#### GOAL:
Retype each of the records below word for word, leaving out the pictures.

--- Start of RECORDS FOR THIS EXERCISE ---

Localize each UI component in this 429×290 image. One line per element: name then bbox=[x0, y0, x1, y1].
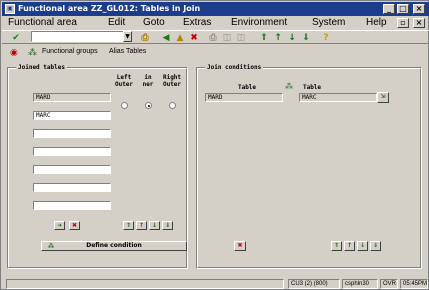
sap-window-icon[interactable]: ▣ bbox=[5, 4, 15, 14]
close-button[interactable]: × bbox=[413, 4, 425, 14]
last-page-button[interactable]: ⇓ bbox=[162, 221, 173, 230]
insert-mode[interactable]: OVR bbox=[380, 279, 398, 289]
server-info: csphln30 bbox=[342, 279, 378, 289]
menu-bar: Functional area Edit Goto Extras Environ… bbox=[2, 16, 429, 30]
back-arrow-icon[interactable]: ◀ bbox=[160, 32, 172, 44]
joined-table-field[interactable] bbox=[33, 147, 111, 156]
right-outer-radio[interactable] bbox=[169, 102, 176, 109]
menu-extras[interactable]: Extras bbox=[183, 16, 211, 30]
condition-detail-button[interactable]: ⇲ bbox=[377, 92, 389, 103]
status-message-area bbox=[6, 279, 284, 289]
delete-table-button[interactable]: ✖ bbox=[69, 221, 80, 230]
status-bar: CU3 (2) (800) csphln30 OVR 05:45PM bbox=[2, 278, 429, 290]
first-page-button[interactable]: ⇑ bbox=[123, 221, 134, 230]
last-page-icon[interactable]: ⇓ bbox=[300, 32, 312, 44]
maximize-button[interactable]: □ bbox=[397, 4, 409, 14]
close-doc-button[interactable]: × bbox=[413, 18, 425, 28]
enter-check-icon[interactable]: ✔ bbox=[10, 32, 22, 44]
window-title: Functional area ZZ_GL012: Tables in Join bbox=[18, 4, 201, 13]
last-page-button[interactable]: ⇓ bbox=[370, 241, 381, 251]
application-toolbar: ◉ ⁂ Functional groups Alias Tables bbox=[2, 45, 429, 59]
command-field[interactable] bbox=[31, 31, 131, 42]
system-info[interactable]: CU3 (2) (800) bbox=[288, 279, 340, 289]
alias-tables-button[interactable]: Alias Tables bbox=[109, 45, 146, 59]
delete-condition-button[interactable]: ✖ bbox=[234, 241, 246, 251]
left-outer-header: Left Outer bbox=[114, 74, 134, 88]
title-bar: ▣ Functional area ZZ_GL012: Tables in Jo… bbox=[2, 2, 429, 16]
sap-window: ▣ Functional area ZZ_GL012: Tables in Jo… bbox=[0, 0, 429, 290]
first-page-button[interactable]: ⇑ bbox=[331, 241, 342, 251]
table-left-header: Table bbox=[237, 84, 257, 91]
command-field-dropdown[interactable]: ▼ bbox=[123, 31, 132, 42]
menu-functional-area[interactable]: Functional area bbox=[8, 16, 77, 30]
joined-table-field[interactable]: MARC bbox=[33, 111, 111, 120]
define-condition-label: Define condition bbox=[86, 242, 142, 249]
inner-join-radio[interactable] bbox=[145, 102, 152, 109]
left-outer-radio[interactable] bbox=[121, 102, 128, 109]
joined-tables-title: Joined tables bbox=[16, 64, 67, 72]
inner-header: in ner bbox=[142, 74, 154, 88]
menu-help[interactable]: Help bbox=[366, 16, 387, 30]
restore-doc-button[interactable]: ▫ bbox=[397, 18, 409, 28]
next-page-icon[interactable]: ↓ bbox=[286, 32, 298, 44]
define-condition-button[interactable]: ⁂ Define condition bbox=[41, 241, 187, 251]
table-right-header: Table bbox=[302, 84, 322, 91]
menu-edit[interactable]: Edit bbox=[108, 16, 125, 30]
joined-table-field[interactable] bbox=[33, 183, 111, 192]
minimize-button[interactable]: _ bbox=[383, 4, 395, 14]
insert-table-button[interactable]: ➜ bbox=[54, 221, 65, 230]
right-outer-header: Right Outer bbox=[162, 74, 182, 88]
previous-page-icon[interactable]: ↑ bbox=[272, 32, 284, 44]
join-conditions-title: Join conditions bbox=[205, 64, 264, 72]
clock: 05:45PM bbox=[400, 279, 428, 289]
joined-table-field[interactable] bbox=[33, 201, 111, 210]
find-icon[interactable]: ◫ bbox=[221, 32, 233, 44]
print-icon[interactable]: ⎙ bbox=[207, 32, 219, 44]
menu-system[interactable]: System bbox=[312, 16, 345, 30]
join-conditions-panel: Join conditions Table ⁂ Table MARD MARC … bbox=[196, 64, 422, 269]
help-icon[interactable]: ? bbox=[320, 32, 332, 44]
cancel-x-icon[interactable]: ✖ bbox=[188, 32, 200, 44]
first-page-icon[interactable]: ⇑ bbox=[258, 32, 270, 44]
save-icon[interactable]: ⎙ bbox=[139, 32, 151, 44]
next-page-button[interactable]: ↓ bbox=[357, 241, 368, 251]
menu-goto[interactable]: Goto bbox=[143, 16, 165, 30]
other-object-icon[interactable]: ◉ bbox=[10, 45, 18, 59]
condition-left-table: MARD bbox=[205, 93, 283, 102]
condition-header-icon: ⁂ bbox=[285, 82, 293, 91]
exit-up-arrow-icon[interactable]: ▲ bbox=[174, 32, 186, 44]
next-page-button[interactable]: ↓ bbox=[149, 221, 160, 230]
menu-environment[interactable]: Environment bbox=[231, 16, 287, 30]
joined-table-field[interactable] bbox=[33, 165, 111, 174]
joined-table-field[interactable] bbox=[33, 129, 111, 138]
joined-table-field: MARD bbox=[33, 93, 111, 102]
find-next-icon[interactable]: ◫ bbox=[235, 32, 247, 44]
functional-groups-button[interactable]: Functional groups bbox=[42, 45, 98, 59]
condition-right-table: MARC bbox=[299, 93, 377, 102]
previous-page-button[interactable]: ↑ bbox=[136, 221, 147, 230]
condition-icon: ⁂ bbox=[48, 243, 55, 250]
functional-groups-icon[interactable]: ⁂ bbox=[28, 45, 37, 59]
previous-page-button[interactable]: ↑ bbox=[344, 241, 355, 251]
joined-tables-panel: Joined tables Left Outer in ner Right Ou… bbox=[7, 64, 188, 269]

--- End of RECORDS FOR THIS EXERCISE ---

#### OUTPUT BELOW:
Localize each UI component in this 429×290 image. One line per element: name then bbox=[x0, y0, x1, y1].
sap-window-icon[interactable]: ▣ bbox=[5, 4, 15, 14]
close-button[interactable]: × bbox=[413, 4, 425, 14]
last-page-button[interactable]: ⇓ bbox=[162, 221, 173, 230]
insert-mode[interactable]: OVR bbox=[380, 279, 398, 289]
server-info: csphln30 bbox=[342, 279, 378, 289]
menu-bar: Functional area Edit Goto Extras Environ… bbox=[2, 16, 429, 30]
back-arrow-icon[interactable]: ◀ bbox=[160, 32, 172, 44]
joined-table-field[interactable] bbox=[33, 147, 111, 156]
right-outer-radio[interactable] bbox=[169, 102, 176, 109]
menu-extras[interactable]: Extras bbox=[183, 16, 211, 30]
condition-detail-button[interactable]: ⇲ bbox=[377, 92, 389, 103]
status-message-area bbox=[6, 279, 284, 289]
delete-table-button[interactable]: ✖ bbox=[69, 221, 80, 230]
status-bar: CU3 (2) (800) csphln30 OVR 05:45PM bbox=[2, 278, 429, 290]
first-page-button[interactable]: ⇑ bbox=[123, 221, 134, 230]
last-page-icon[interactable]: ⇓ bbox=[300, 32, 312, 44]
maximize-button[interactable]: □ bbox=[397, 4, 409, 14]
close-doc-button[interactable]: × bbox=[413, 18, 425, 28]
enter-check-icon[interactable]: ✔ bbox=[10, 32, 22, 44]
window-title: Functional area ZZ_GL012: Tables in Join bbox=[18, 4, 201, 13]
last-page-button[interactable]: ⇓ bbox=[370, 241, 381, 251]
application-toolbar: ◉ ⁂ Functional groups Alias Tables bbox=[2, 45, 429, 59]
command-field[interactable] bbox=[31, 31, 131, 42]
system-info[interactable]: CU3 (2) (800) bbox=[288, 279, 340, 289]
alias-tables-button[interactable]: Alias Tables bbox=[109, 45, 146, 59]
delete-condition-button[interactable]: ✖ bbox=[234, 241, 246, 251]
left-outer-header: Left Outer bbox=[114, 74, 134, 88]
title-bar: ▣ Functional area ZZ_GL012: Tables in Jo… bbox=[2, 2, 429, 16]
sap-window: ▣ Functional area ZZ_GL012: Tables in Jo… bbox=[0, 0, 429, 290]
first-page-button[interactable]: ⇑ bbox=[331, 241, 342, 251]
table-left-header: Table bbox=[237, 84, 257, 91]
command-field-dropdown[interactable]: ▼ bbox=[123, 31, 132, 42]
menu-functional-area[interactable]: Functional area bbox=[8, 16, 77, 30]
joined-table-field[interactable]: MARC bbox=[33, 111, 111, 120]
define-condition-label: Define condition bbox=[86, 242, 142, 249]
inner-join-radio[interactable] bbox=[145, 102, 152, 109]
left-outer-radio[interactable] bbox=[121, 102, 128, 109]
joined-tables-title: Joined tables bbox=[16, 64, 67, 72]
inner-header: in ner bbox=[142, 74, 154, 88]
menu-help[interactable]: Help bbox=[366, 16, 387, 30]
restore-doc-button[interactable]: ▫ bbox=[397, 18, 409, 28]
next-page-icon[interactable]: ↓ bbox=[286, 32, 298, 44]
define-condition-button[interactable]: ⁂ Define condition bbox=[41, 241, 187, 251]
table-right-header: Table bbox=[302, 84, 322, 91]
menu-edit[interactable]: Edit bbox=[108, 16, 125, 30]
joined-table-field[interactable] bbox=[33, 183, 111, 192]
minimize-button[interactable]: _ bbox=[383, 4, 395, 14]
insert-table-button[interactable]: ➜ bbox=[54, 221, 65, 230]
right-outer-header: Right Outer bbox=[162, 74, 182, 88]
previous-page-icon[interactable]: ↑ bbox=[272, 32, 284, 44]
join-conditions-title: Join conditions bbox=[205, 64, 264, 72]
clock: 05:45PM bbox=[400, 279, 428, 289]
joined-table-field[interactable] bbox=[33, 201, 111, 210]
find-icon[interactable]: ◫ bbox=[221, 32, 233, 44]
print-icon[interactable]: ⎙ bbox=[207, 32, 219, 44]
menu-system[interactable]: System bbox=[312, 16, 345, 30]
join-conditions-panel: Join conditions Table ⁂ Table MARD MARC … bbox=[196, 64, 422, 269]
help-icon[interactable]: ? bbox=[320, 32, 332, 44]
cancel-x-icon[interactable]: ✖ bbox=[188, 32, 200, 44]
first-page-icon[interactable]: ⇑ bbox=[258, 32, 270, 44]
save-icon[interactable]: ⎙ bbox=[139, 32, 151, 44]
next-page-button[interactable]: ↓ bbox=[357, 241, 368, 251]
menu-goto[interactable]: Goto bbox=[143, 16, 165, 30]
other-object-icon[interactable]: ◉ bbox=[10, 45, 18, 59]
condition-left-table: MARD bbox=[205, 93, 283, 102]
condition-header-icon: ⁂ bbox=[285, 82, 293, 91]
exit-up-arrow-icon[interactable]: ▲ bbox=[174, 32, 186, 44]
next-page-button[interactable]: ↓ bbox=[149, 221, 160, 230]
menu-environment[interactable]: Environment bbox=[231, 16, 287, 30]
joined-table-field[interactable] bbox=[33, 165, 111, 174]
joined-table-field[interactable] bbox=[33, 129, 111, 138]
joined-table-field: MARD bbox=[33, 93, 111, 102]
find-next-icon[interactable]: ◫ bbox=[235, 32, 247, 44]
functional-groups-button[interactable]: Functional groups bbox=[42, 45, 98, 59]
condition-right-table: MARC bbox=[299, 93, 377, 102]
previous-page-button[interactable]: ↑ bbox=[136, 221, 147, 230]
condition-icon: ⁂ bbox=[48, 243, 55, 250]
functional-groups-icon[interactable]: ⁂ bbox=[28, 45, 37, 59]
previous-page-button[interactable]: ↑ bbox=[344, 241, 355, 251]
joined-tables-panel: Joined tables Left Outer in ner Right Ou… bbox=[7, 64, 188, 269]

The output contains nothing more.